Texte de lecture:
Le lambertisme nouveau pro-Mélenchon 2022 est, en revanche quelque peu surprenant. Les lambertistes, pendant des décennies a rompu des lances avec toute l’extrême gauche qui cherchaient dans quelque caudillo exotique le substitut de la direction révolutionnaire manquante. Ils n’avaient pas de mots assez durs pour les admirateurs de Castro « marxiste naturel » et ils voyaient dans les mouvements nationalistes petits-bourgeois de potentiels ennemis mortels de la classe ouvrière. Nous savons que telle n’est pas la position de Mélenchon, fervent castriste, ami de Chavez et dirigeants péronistes argentins. Les lambertistes considèrent-ils s’agit de broutilles qui doivent être négligées pour la bonne cause ? Ce n’est pas sûr. Sur toutes ces questions, ils ont changé de position assez nettement, notamment depuis la mort de Pierre Lambert. Pour des raisons obscures, ils ont pris fait et cause pour Robert Mugabe et le parti dirigeant du Zimbabwe. La section algérienne de l’Internationale lambertiste, représentée par la députée Lousia Hanoune, entretenait des relations plutôt chaleureuses avec Bouteflika — depuis le coup d’État qui a chassé le clan « Boutef », les choses se sont sérieusement détériorées et Louis Hanoune a fait un séjour en prison. Donc le rapprochement officiel avec Mélenchon traduirait un revirement radical des lambertistes, passés sur les positions « tiers-mondistes » ou qu’ils auraient qualifiées avec mépris de « pablistes », il a quelques décennies.

Matériel:
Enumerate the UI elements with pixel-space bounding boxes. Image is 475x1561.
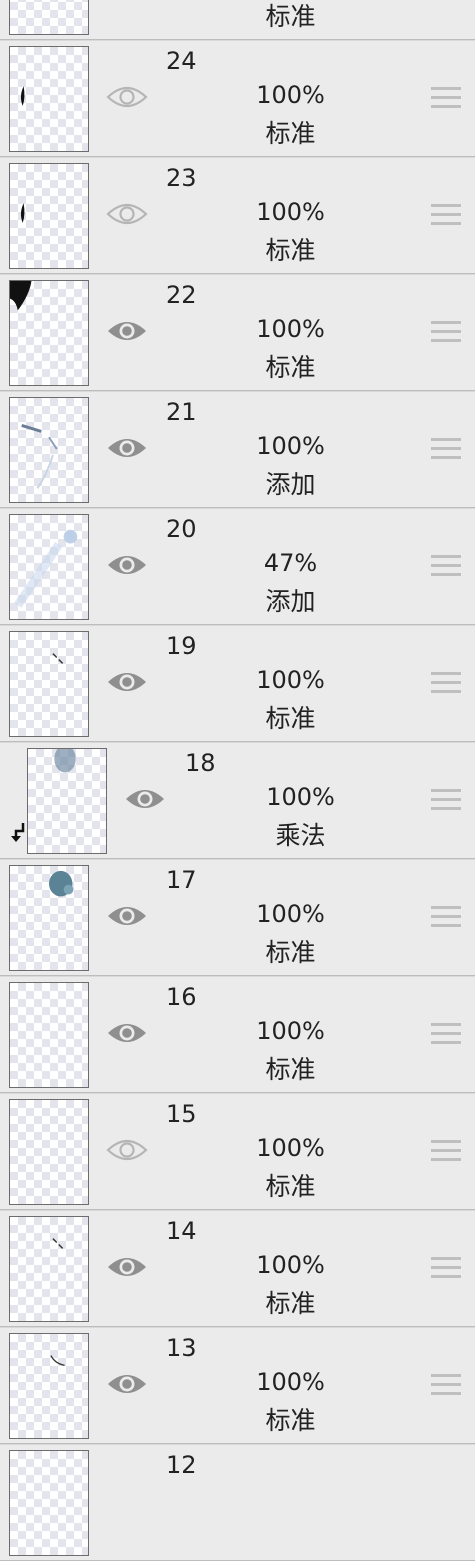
eye-icon[interactable] [106, 901, 148, 931]
layer-opacity[interactable]: 100% [228, 1136, 353, 1160]
layer-number: 24 [166, 47, 197, 75]
layer-thumbnail[interactable] [9, 631, 89, 737]
layer-opacity[interactable]: 100% [228, 902, 353, 926]
drag-handle-icon[interactable] [431, 204, 461, 228]
layer-number: 14 [166, 1217, 197, 1245]
eye-icon[interactable] [106, 667, 148, 697]
layer-row[interactable]: 24 100% 标准 [0, 41, 475, 157]
drag-handle-icon[interactable] [431, 555, 461, 579]
layer-opacity[interactable]: 47% [228, 551, 353, 575]
eye-icon[interactable] [106, 1369, 148, 1399]
layer-thumbnail[interactable] [9, 1450, 89, 1556]
clipping-arrow-icon [8, 821, 28, 843]
layer-row[interactable]: 15 100% 标准 [0, 1094, 475, 1210]
layer-thumbnail[interactable] [9, 514, 89, 620]
blend-mode[interactable]: 乘法 [238, 823, 363, 848]
layer-row[interactable]: 标准 [0, 0, 475, 40]
blend-mode[interactable]: 标准 [228, 1057, 353, 1082]
layer-thumbnail[interactable] [9, 1216, 89, 1322]
layer-opacity[interactable]: 100% [228, 200, 353, 224]
layer-opacity[interactable]: 100% [228, 83, 353, 107]
layer-number: 12 [166, 1451, 197, 1479]
layer-opacity[interactable]: 100% [228, 1370, 353, 1394]
layer-number: 23 [166, 164, 197, 192]
layer-row[interactable]: 22 100% 标准 [0, 275, 475, 391]
layer-thumbnail[interactable] [9, 397, 89, 503]
layer-row[interactable]: 23 100% 标准 [0, 158, 475, 274]
blend-mode[interactable]: 标准 [228, 1408, 353, 1433]
drag-handle-icon[interactable] [431, 1140, 461, 1164]
layer-number: 20 [166, 515, 197, 543]
layer-row[interactable]: 17 100% 标准 [0, 860, 475, 976]
layer-thumbnail[interactable] [9, 982, 89, 1088]
blend-mode[interactable]: 标准 [228, 1291, 353, 1316]
layer-thumbnail[interactable] [9, 1099, 89, 1205]
blend-mode[interactable]: 添加 [228, 589, 353, 614]
layer-row[interactable]: 19 100% 标准 [0, 626, 475, 742]
layer-number: 19 [166, 632, 197, 660]
layer-row[interactable]: 20 47% 添加 [0, 509, 475, 625]
layer-number: 15 [166, 1100, 197, 1128]
blend-mode[interactable]: 标准 [228, 238, 353, 263]
blend-mode[interactable]: 标准 [228, 1174, 353, 1199]
layer-thumbnail[interactable] [9, 163, 89, 269]
layer-thumbnail[interactable] [9, 0, 89, 35]
layer-thumbnail[interactable] [9, 865, 89, 971]
layer-opacity[interactable]: 100% [228, 317, 353, 341]
drag-handle-icon[interactable] [431, 87, 461, 111]
eye-icon[interactable] [106, 1018, 148, 1048]
blend-mode[interactable]: 添加 [228, 472, 353, 497]
layer-row[interactable]: 18 100% 乘法 [0, 743, 475, 859]
blend-mode[interactable]: 标准 [228, 940, 353, 965]
layer-row[interactable]: 14 100% 标准 [0, 1211, 475, 1327]
layer-number: 21 [166, 398, 197, 426]
eye-icon[interactable] [106, 316, 148, 346]
blend-mode[interactable]: 标准 [228, 706, 353, 731]
layer-number: 17 [166, 866, 197, 894]
drag-handle-icon[interactable] [431, 1374, 461, 1398]
eye-outline-icon[interactable] [106, 82, 148, 112]
layer-thumbnail[interactable] [9, 46, 89, 152]
layer-number: 13 [166, 1334, 197, 1362]
drag-handle-icon[interactable] [431, 672, 461, 696]
drag-handle-icon[interactable] [431, 1023, 461, 1047]
drag-handle-icon[interactable] [431, 906, 461, 930]
layer-thumbnail[interactable] [27, 748, 107, 854]
blend-mode[interactable]: 标准 [228, 355, 353, 380]
drag-handle-icon[interactable] [431, 1257, 461, 1281]
layer-row[interactable]: 12 [0, 1445, 475, 1561]
drag-handle-icon[interactable] [431, 438, 461, 462]
drag-handle-icon[interactable] [431, 321, 461, 345]
eye-icon[interactable] [106, 433, 148, 463]
blend-mode[interactable]: 标准 [228, 121, 353, 146]
eye-icon[interactable] [106, 550, 148, 580]
eye-icon[interactable] [124, 784, 166, 814]
eye-icon[interactable] [106, 1252, 148, 1282]
layer-opacity[interactable]: 100% [238, 785, 363, 809]
eye-outline-icon[interactable] [106, 199, 148, 229]
layer-opacity[interactable]: 100% [228, 668, 353, 692]
layer-row[interactable]: 16 100% 标准 [0, 977, 475, 1093]
blend-mode[interactable]: 标准 [228, 4, 353, 29]
layer-opacity[interactable]: 100% [228, 1253, 353, 1277]
layer-opacity[interactable]: 100% [228, 434, 353, 458]
layer-opacity[interactable]: 100% [228, 1019, 353, 1043]
layer-thumbnail[interactable] [9, 280, 89, 386]
drag-handle-icon[interactable] [431, 789, 461, 813]
layer-row[interactable]: 21 100% 添加 [0, 392, 475, 508]
layer-thumbnail[interactable] [9, 1333, 89, 1439]
eye-outline-icon[interactable] [106, 1135, 148, 1165]
layer-number: 16 [166, 983, 197, 1011]
layer-row[interactable]: 13 100% 标准 [0, 1328, 475, 1444]
layer-number: 22 [166, 281, 197, 309]
layer-number: 18 [185, 749, 216, 777]
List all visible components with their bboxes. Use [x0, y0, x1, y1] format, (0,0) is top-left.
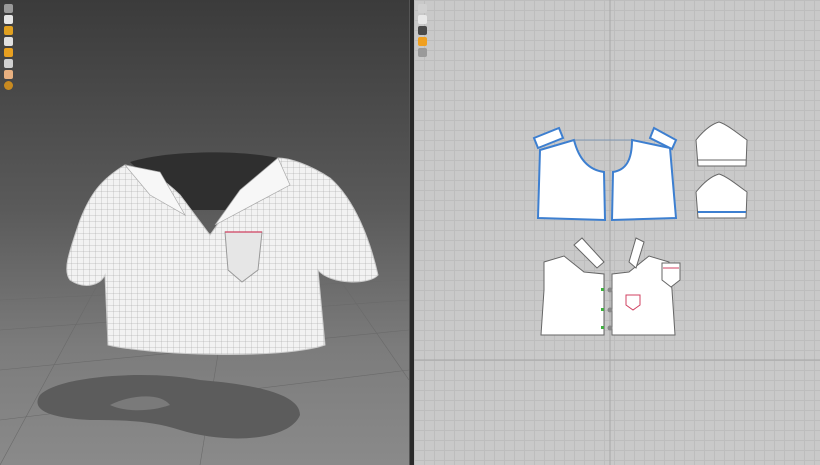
texture-icon[interactable]: [4, 26, 13, 35]
pattern-edit-icon[interactable]: [418, 4, 427, 13]
pattern-back-collar-left[interactable]: [573, 237, 605, 269]
pattern-back-left[interactable]: [540, 255, 605, 336]
layer-icon[interactable]: [418, 48, 427, 57]
3d-toolbar: [4, 4, 13, 90]
body-icon[interactable]: [4, 70, 13, 79]
garment-icon[interactable]: [4, 15, 13, 24]
pattern-front-right[interactable]: [610, 138, 678, 222]
avatar-icon[interactable]: [4, 37, 13, 46]
show-grid-icon[interactable]: [418, 15, 427, 24]
arrangement-icon[interactable]: [4, 59, 13, 68]
garment-shadow: [37, 375, 300, 439]
2d-patterns: [414, 0, 820, 465]
2d-toolbar: [418, 4, 427, 57]
display-avatar-icon[interactable]: [4, 4, 13, 13]
2d-pattern-window[interactable]: [414, 0, 820, 465]
3d-scene: [0, 152, 409, 465]
show-3d-pattern-icon[interactable]: [4, 48, 13, 57]
fabric-icon[interactable]: [4, 81, 13, 90]
3d-viewport[interactable]: [0, 0, 409, 465]
3d-garment-shirt[interactable]: [66, 152, 379, 355]
pattern-color-icon[interactable]: [418, 37, 427, 46]
pattern-sleeve-upper[interactable]: [695, 121, 748, 167]
texture-2d-icon[interactable]: [418, 26, 427, 35]
pattern-front-left[interactable]: [536, 138, 607, 222]
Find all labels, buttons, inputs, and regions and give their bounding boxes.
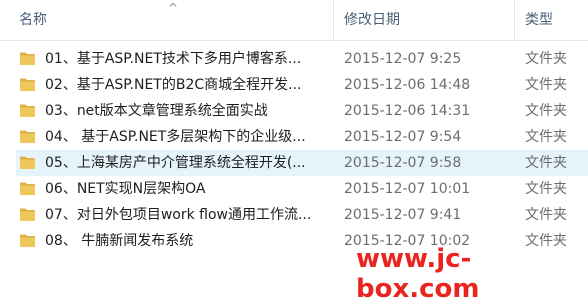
folder-icon [20, 130, 35, 143]
file-name: 04、 基于ASP.NET多层架构下的企业级... [45, 129, 306, 145]
file-row[interactable]: 03、net版本文章管理系统全面实战 2015-12-06 14:31 文件夹 [16, 98, 588, 124]
file-modified-date: 2015-12-07 9:41 [344, 207, 462, 223]
file-name: 01、基于ASP.NET技术下多用户博客系... [45, 51, 302, 67]
column-divider[interactable] [514, 0, 515, 40]
file-list: 01、基于ASP.NET技术下多用户博客系... 2015-12-07 9:25… [0, 46, 588, 254]
file-name: 05、上海某房产中介管理系统全程开发(... [45, 155, 306, 171]
folder-icon [20, 78, 35, 91]
file-type: 文件夹 [525, 51, 567, 67]
folder-icon [20, 104, 35, 117]
folder-icon [20, 52, 35, 65]
file-name: 07、对日外包项目work flow通用工作流... [45, 207, 312, 223]
file-row[interactable]: 02、基于ASP.NET的B2C商城全程开发... 2015-12-06 14:… [16, 72, 588, 98]
file-row[interactable]: 07、对日外包项目work flow通用工作流... 2015-12-07 9:… [16, 202, 588, 228]
file-type: 文件夹 [525, 181, 567, 197]
file-modified-date: 2015-12-07 9:25 [344, 51, 462, 67]
column-header-type[interactable]: 类型 [525, 0, 585, 40]
file-type: 文件夹 [525, 129, 567, 145]
file-name: 02、基于ASP.NET的B2C商城全程开发... [45, 77, 302, 93]
file-modified-date: 2015-12-06 14:31 [344, 103, 471, 119]
folder-icon [20, 234, 35, 247]
column-header-bar: ^ 名称 修改日期 类型 [0, 0, 588, 41]
file-name: 08、 牛腩新闻发布系统 [45, 233, 194, 249]
file-type: 文件夹 [525, 103, 567, 119]
file-type: 文件夹 [525, 155, 567, 171]
column-header-modified-date[interactable]: 修改日期 [344, 0, 514, 40]
folder-icon [20, 182, 35, 195]
file-name: 03、net版本文章管理系统全面实战 [45, 103, 268, 119]
file-modified-date: 2015-12-06 14:48 [344, 77, 471, 93]
file-row[interactable]: 06、NET实现N层架构OA 2015-12-07 10:01 文件夹 [16, 176, 588, 202]
column-divider[interactable] [333, 0, 334, 40]
column-header-name[interactable]: 名称 [19, 0, 319, 40]
folder-icon [20, 208, 35, 221]
file-name: 06、NET实现N层架构OA [45, 181, 206, 197]
file-row[interactable]: 01、基于ASP.NET技术下多用户博客系... 2015-12-07 9:25… [16, 46, 588, 72]
file-type: 文件夹 [525, 207, 567, 223]
file-modified-date: 2015-12-07 9:54 [344, 129, 462, 145]
folder-icon [20, 156, 35, 169]
file-modified-date: 2015-12-07 10:01 [344, 181, 471, 197]
file-row[interactable]: 04、 基于ASP.NET多层架构下的企业级... 2015-12-07 9:5… [16, 124, 588, 150]
file-modified-date: 2015-12-07 9:58 [344, 155, 462, 171]
file-row-selected[interactable]: 05、上海某房产中介管理系统全程开发(... 2015-12-07 9:58 文… [16, 150, 588, 176]
file-type: 文件夹 [525, 77, 567, 93]
watermark: www.jc-box.com [356, 244, 480, 304]
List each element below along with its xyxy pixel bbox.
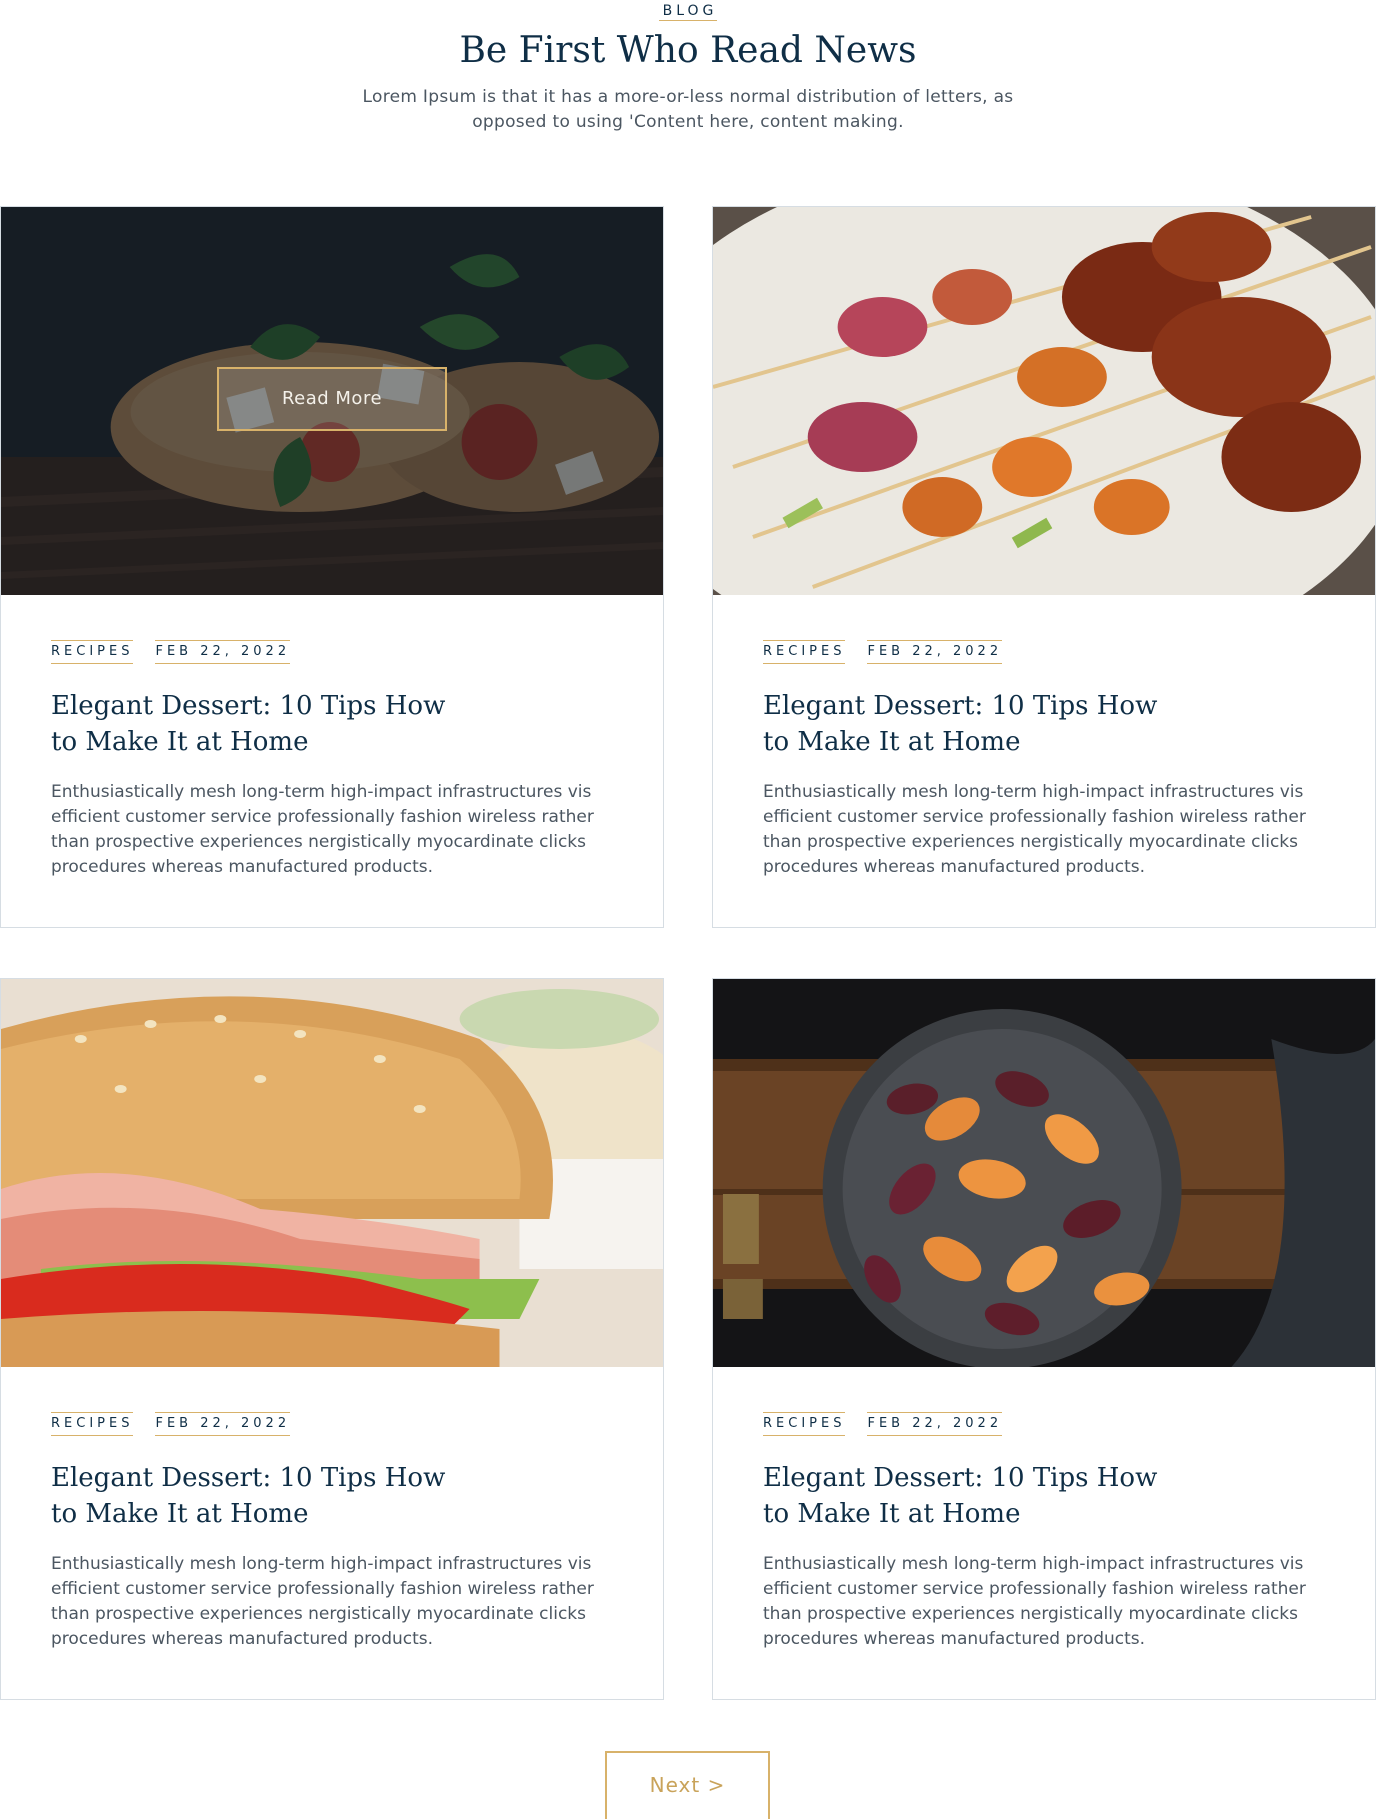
post-excerpt: Enthusiastically mesh long-term high-imp… (51, 782, 594, 877)
post-date[interactable]: FEB 22, 2022 (867, 1412, 1003, 1436)
section-eyebrow: BLOG (658, 3, 718, 21)
post-image-skewers[interactable] (713, 207, 1375, 595)
post-date[interactable]: FEB 22, 2022 (155, 640, 291, 664)
blog-card[interactable]: RECIPES FEB 22, 2022 Elegant Dessert: 10… (712, 206, 1376, 928)
post-excerpt: Enthusiastically mesh long-term high-imp… (763, 1554, 1306, 1649)
blog-card[interactable]: Read More RECIPES FEB 22, 2022 Elegant D… (0, 206, 664, 928)
card-body: RECIPES FEB 22, 2022 Elegant Dessert: 10… (713, 1367, 1375, 1652)
grilled-skewers-photo (713, 207, 1375, 595)
blog-card[interactable]: RECIPES FEB 22, 2022 Elegant Dessert: 10… (712, 978, 1376, 1700)
category-link[interactable]: RECIPES (51, 1412, 134, 1436)
post-image-bruschetta[interactable]: Read More (1, 207, 663, 595)
category-link[interactable]: RECIPES (763, 1412, 846, 1436)
post-excerpt: Enthusiastically mesh long-term high-imp… (763, 782, 1306, 877)
post-date[interactable]: FEB 22, 2022 (155, 1412, 291, 1436)
section-intro: Lorem Ipsum is that it has a more-or-les… (362, 87, 1014, 132)
post-title-link[interactable]: Elegant Dessert: 10 Tips How to Make It … (51, 1460, 471, 1532)
card-body: RECIPES FEB 22, 2022 Elegant Dessert: 10… (1, 595, 663, 880)
card-body: RECIPES FEB 22, 2022 Elegant Dessert: 10… (713, 595, 1375, 880)
post-meta: RECIPES FEB 22, 2022 (51, 1412, 613, 1436)
post-title-link[interactable]: Elegant Dessert: 10 Tips How to Make It … (763, 1460, 1183, 1532)
category-link[interactable]: RECIPES (763, 640, 846, 664)
post-meta: RECIPES FEB 22, 2022 (763, 640, 1325, 664)
post-meta: RECIPES FEB 22, 2022 (763, 1412, 1325, 1436)
roasted-plums-photo (713, 979, 1375, 1367)
post-excerpt: Enthusiastically mesh long-term high-imp… (51, 1554, 594, 1649)
section-title: Be First Who Read News (459, 30, 917, 71)
read-more-button[interactable]: Read More (217, 367, 447, 431)
post-title-link[interactable]: Elegant Dessert: 10 Tips How to Make It … (763, 688, 1183, 760)
next-page-button[interactable]: Next > (605, 1751, 770, 1819)
card-body: RECIPES FEB 22, 2022 Elegant Dessert: 10… (1, 1367, 663, 1652)
post-image-plums[interactable] (713, 979, 1375, 1367)
post-meta: RECIPES FEB 22, 2022 (51, 640, 613, 664)
category-link[interactable]: RECIPES (51, 640, 134, 664)
post-date[interactable]: FEB 22, 2022 (867, 640, 1003, 664)
section-header: BLOG Be First Who Read News Lorem Ipsum … (0, 0, 1376, 135)
blog-card[interactable]: RECIPES FEB 22, 2022 Elegant Dessert: 10… (0, 978, 664, 1700)
post-title-link[interactable]: Elegant Dessert: 10 Tips How to Make It … (51, 688, 471, 760)
post-image-sandwich[interactable] (1, 979, 663, 1367)
ham-sandwich-photo (1, 979, 663, 1367)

Consigne: Pouvez-vous recopier à l'identique l'intégralité du texte de lecture sur le lambertisme et Mélenchon ? Le matériel n'a aucun rôle à jouer ici.

Corrigé complet:
Le lambertisme nouveau pro-Mélenchon 2022 est, en revanche quelque peu surprenant. Les lambertistes, pendant des décennies a rompu des lances avec toute l’extrême gauche qui cherchaient dans quelque caudillo exotique le substitut de la direction révolutionnaire manquante. Ils n’avaient pas de mots assez durs pour les admirateurs de Castro « marxiste naturel » et ils voyaient dans les mouvements nationalistes petits-bourgeois de potentiels ennemis mortels de la classe ouvrière. Nous savons que telle n’est pas la position de Mélenchon, fervent castriste, ami de Chavez et dirigeants péronistes argentins. Les lambertistes considèrent-ils s’agit de broutilles qui doivent être négligées pour la bonne cause ? Ce n’est pas sûr. Sur toutes ces questions, ils ont changé de position assez nettement, notamment depuis la mort de Pierre Lambert. Pour des raisons obscures, ils ont pris fait et cause pour Robert Mugabe et le parti dirigeant du Zimbabwe. La section algérienne de l’Internationale lambertiste, représentée par la députée Lousia Hanoune, entretenait des relations plutôt chaleureuses avec Bouteflika — depuis le coup d’État qui a chassé le clan « Boutef », les choses se sont sérieusement détériorées et Louis Hanoune a fait un séjour en prison. Donc le rapprochement officiel avec Mélenchon traduirait un revirement radical des lambertistes, passés sur les positions « tiers-mondistes » ou qu’ils auraient qualifiées avec mépris de « pablistes », il a quelques décennies.